Collected data
===============
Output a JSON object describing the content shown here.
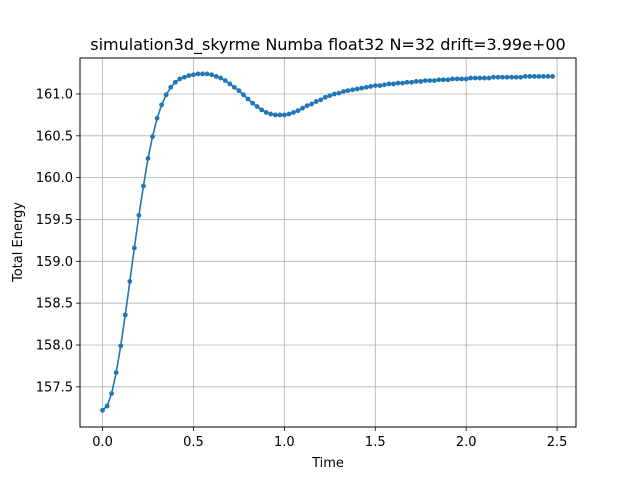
{
  "chart_data": {
    "type": "line",
    "title": "simulation3d_skyrme Numba float32 N=32 drift=3.99e+00",
    "xlabel": "Time",
    "ylabel": "Total Energy",
    "xlim": [
      -0.124,
      2.604
    ],
    "ylim": [
      157.02,
      161.43
    ],
    "xticks": [
      0.0,
      0.5,
      1.0,
      1.5,
      2.0,
      2.5
    ],
    "xtick_labels": [
      "0.0",
      "0.5",
      "1.0",
      "1.5",
      "2.0",
      "2.5"
    ],
    "yticks": [
      157.5,
      158.0,
      158.5,
      159.0,
      159.5,
      160.0,
      160.5,
      161.0
    ],
    "ytick_labels": [
      "157.5",
      "158.0",
      "158.5",
      "159.0",
      "159.5",
      "160.0",
      "160.5",
      "161.0"
    ],
    "grid": true,
    "line_color": "#1f77b4",
    "marker": "circle",
    "series": [
      {
        "x": [
          0.0,
          0.025,
          0.05,
          0.075,
          0.1,
          0.125,
          0.15,
          0.175,
          0.2,
          0.225,
          0.25,
          0.275,
          0.3,
          0.325,
          0.35,
          0.375,
          0.4,
          0.425,
          0.45,
          0.475,
          0.5,
          0.525,
          0.55,
          0.575,
          0.6,
          0.625,
          0.65,
          0.675,
          0.7,
          0.725,
          0.75,
          0.775,
          0.8,
          0.825,
          0.85,
          0.875,
          0.9,
          0.925,
          0.95,
          0.975,
          1.0,
          1.025,
          1.05,
          1.075,
          1.1,
          1.125,
          1.15,
          1.175,
          1.2,
          1.225,
          1.25,
          1.275,
          1.3,
          1.325,
          1.35,
          1.375,
          1.4,
          1.425,
          1.45,
          1.475,
          1.5,
          1.525,
          1.55,
          1.575,
          1.6,
          1.625,
          1.65,
          1.675,
          1.7,
          1.725,
          1.75,
          1.775,
          1.8,
          1.825,
          1.85,
          1.875,
          1.9,
          1.925,
          1.95,
          1.975,
          2.0,
          2.025,
          2.05,
          2.075,
          2.1,
          2.125,
          2.15,
          2.175,
          2.2,
          2.225,
          2.25,
          2.275,
          2.3,
          2.325,
          2.35,
          2.375,
          2.4,
          2.425,
          2.45,
          2.475
        ],
        "y": [
          157.22,
          157.27,
          157.42,
          157.67,
          157.99,
          158.36,
          158.76,
          159.16,
          159.55,
          159.9,
          160.23,
          160.49,
          160.71,
          160.87,
          160.99,
          161.08,
          161.14,
          161.18,
          161.2,
          161.22,
          161.23,
          161.24,
          161.24,
          161.24,
          161.23,
          161.21,
          161.19,
          161.16,
          161.12,
          161.08,
          161.04,
          160.99,
          160.94,
          160.89,
          160.85,
          160.81,
          160.78,
          160.76,
          160.75,
          160.75,
          160.75,
          160.76,
          160.78,
          160.8,
          160.83,
          160.86,
          160.88,
          160.91,
          160.93,
          160.96,
          160.98,
          161.0,
          161.01,
          161.03,
          161.04,
          161.05,
          161.06,
          161.07,
          161.08,
          161.09,
          161.1,
          161.1,
          161.11,
          161.12,
          161.12,
          161.13,
          161.13,
          161.14,
          161.14,
          161.15,
          161.15,
          161.16,
          161.16,
          161.16,
          161.17,
          161.17,
          161.17,
          161.18,
          161.18,
          161.18,
          161.18,
          161.19,
          161.19,
          161.19,
          161.19,
          161.19,
          161.2,
          161.2,
          161.2,
          161.2,
          161.2,
          161.2,
          161.2,
          161.21,
          161.21,
          161.21,
          161.21,
          161.21,
          161.21,
          161.21
        ]
      }
    ]
  }
}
===============
## SHORT TASK
Set the listing down in full and exactly. Pictures within it should not appear in the copy.

## SOLUTION TO THIS PROBLEM
Output a JSON object describing the content shown here.
{
  "chart_data": {
    "type": "line",
    "title": "simulation3d_skyrme Numba float32 N=32 drift=3.99e+00",
    "xlabel": "Time",
    "ylabel": "Total Energy",
    "xlim": [
      -0.124,
      2.604
    ],
    "ylim": [
      157.02,
      161.43
    ],
    "xticks": [
      0.0,
      0.5,
      1.0,
      1.5,
      2.0,
      2.5
    ],
    "xtick_labels": [
      "0.0",
      "0.5",
      "1.0",
      "1.5",
      "2.0",
      "2.5"
    ],
    "yticks": [
      157.5,
      158.0,
      158.5,
      159.0,
      159.5,
      160.0,
      160.5,
      161.0
    ],
    "ytick_labels": [
      "157.5",
      "158.0",
      "158.5",
      "159.0",
      "159.5",
      "160.0",
      "160.5",
      "161.0"
    ],
    "grid": true,
    "line_color": "#1f77b4",
    "marker": "circle",
    "series": [
      {
        "x": [
          0.0,
          0.025,
          0.05,
          0.075,
          0.1,
          0.125,
          0.15,
          0.175,
          0.2,
          0.225,
          0.25,
          0.275,
          0.3,
          0.325,
          0.35,
          0.375,
          0.4,
          0.425,
          0.45,
          0.475,
          0.5,
          0.525,
          0.55,
          0.575,
          0.6,
          0.625,
          0.65,
          0.675,
          0.7,
          0.725,
          0.75,
          0.775,
          0.8,
          0.825,
          0.85,
          0.875,
          0.9,
          0.925,
          0.95,
          0.975,
          1.0,
          1.025,
          1.05,
          1.075,
          1.1,
          1.125,
          1.15,
          1.175,
          1.2,
          1.225,
          1.25,
          1.275,
          1.3,
          1.325,
          1.35,
          1.375,
          1.4,
          1.425,
          1.45,
          1.475,
          1.5,
          1.525,
          1.55,
          1.575,
          1.6,
          1.625,
          1.65,
          1.675,
          1.7,
          1.725,
          1.75,
          1.775,
          1.8,
          1.825,
          1.85,
          1.875,
          1.9,
          1.925,
          1.95,
          1.975,
          2.0,
          2.025,
          2.05,
          2.075,
          2.1,
          2.125,
          2.15,
          2.175,
          2.2,
          2.225,
          2.25,
          2.275,
          2.3,
          2.325,
          2.35,
          2.375,
          2.4,
          2.425,
          2.45,
          2.475
        ],
        "y": [
          157.22,
          157.27,
          157.42,
          157.67,
          157.99,
          158.36,
          158.76,
          159.16,
          159.55,
          159.9,
          160.23,
          160.49,
          160.71,
          160.87,
          160.99,
          161.08,
          161.14,
          161.18,
          161.2,
          161.22,
          161.23,
          161.24,
          161.24,
          161.24,
          161.23,
          161.21,
          161.19,
          161.16,
          161.12,
          161.08,
          161.04,
          160.99,
          160.94,
          160.89,
          160.85,
          160.81,
          160.78,
          160.76,
          160.75,
          160.75,
          160.75,
          160.76,
          160.78,
          160.8,
          160.83,
          160.86,
          160.88,
          160.91,
          160.93,
          160.96,
          160.98,
          161.0,
          161.01,
          161.03,
          161.04,
          161.05,
          161.06,
          161.07,
          161.08,
          161.09,
          161.1,
          161.1,
          161.11,
          161.12,
          161.12,
          161.13,
          161.13,
          161.14,
          161.14,
          161.15,
          161.15,
          161.16,
          161.16,
          161.16,
          161.17,
          161.17,
          161.17,
          161.18,
          161.18,
          161.18,
          161.18,
          161.19,
          161.19,
          161.19,
          161.19,
          161.19,
          161.2,
          161.2,
          161.2,
          161.2,
          161.2,
          161.2,
          161.2,
          161.21,
          161.21,
          161.21,
          161.21,
          161.21,
          161.21,
          161.21
        ]
      }
    ]
  }
}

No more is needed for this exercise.